> SOURCE MATERIAL:
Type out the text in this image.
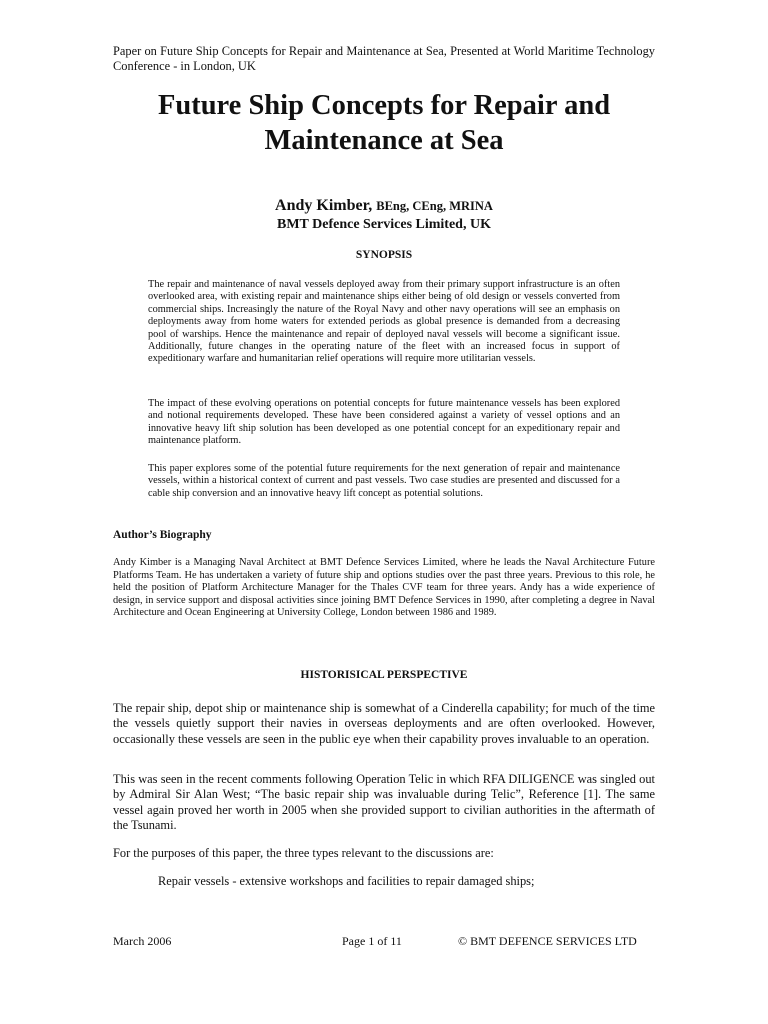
Paper on Future Ship Concepts for Repair and Maintenance at Sea, Presented at World Maritime Technology Conference - in London, UK
Future Ship Concepts for Repair and
Maintenance at Sea
Andy Kimber, BEng, CEng, MRINA
BMT Defence Services Limited, UK
SYNOPSIS

The repair and maintenance of naval vessels deployed away from their primary support infrastructure is an often overlooked area, with existing repair and maintenance ships either being of old design or vessels converted from commercial ships. Increasingly the nature of the Royal Navy and other navy operations will see an emphasis on deployments away from home waters for extended periods as global presence is demanded from a decreasing pool of warships. Hence the maintenance and repair of deployed naval vessels will become a significant issue. Additionally, future changes in the operating nature of the fleet with an increased focus in support of expeditionary warfare and humanitarian relief operations will require more utilitarian vessels.

The impact of these evolving operations on potential concepts for future maintenance vessels has been explored and notional requirements developed. These have been considered against a variety of vessel options and an innovative heavy lift ship solution has been developed as one potential concept for an expeditionary repair and maintenance platform.

This paper explores some of the potential future requirements for the next generation of repair and maintenance vessels, within a historical context of current and past vessels. Two case studies are presented and discussed for a cable ship conversion and an innovative heavy lift concept as potential solutions.

Author’s Biography

Andy Kimber is a Managing Naval Architect at BMT Defence Services Limited, where he leads the Naval Architecture Future Platforms Team. He has undertaken a variety of future ship and options studies over the past three years. Previous to this role, he held the position of Platform Architecture Manager for the Thales CVF team for three years. Andy has a wide experience of design, in service support and disposal activities since joining BMT Defence Services in 1990, after completing a degree in Naval Architecture and Ocean Engineering at University College, London between 1986 and 1989.

HISTORISICAL PERSPECTIVE

The repair ship, depot ship or maintenance ship is somewhat of a Cinderella capability; for much of the time the vessels quietly support their navies in overseas deployments and are often overlooked. However, occasionally these vessels are seen in the public eye when their capability proves invaluable to an operation.

This was seen in the recent comments following Operation Telic in which RFA DILIGENCE was singled out by Admiral Sir Alan West; “The basic repair ship was invaluable during Telic”, Reference [1]. The same vessel again proved her worth in 2005 when she provided support to civilian authorities in the aftermath of the Tsunami.

For the purposes of this paper, the three types relevant to the discussions are:

Repair vessels - extensive workshops and facilities to repair damaged ships;
March 2006	Page 1 of 11	© BMT DEFENCE SERVICES LTD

> GOAL:
In the entries above, locate every line with the word "Andy" and copy it.

> EXERCISE RESPONSE:
Andy Kimber, BEng, CEng, MRINA
Andy Kimber is a Managing Naval Architect at BMT Defence Services Limited, where he leads the Naval Architecture Future Platforms Team. He has undertaken a variety of future ship and options studies over the past three years. Previous to this role, he held the position of Platform Architecture Manager for the Thales CVF team for three years. Andy has a wide experience of design, in service support and disposal activities since joining BMT Defence Services in 1990, after completing a degree in Naval Architecture and Ocean Engineering at University College, London between 1986 and 1989.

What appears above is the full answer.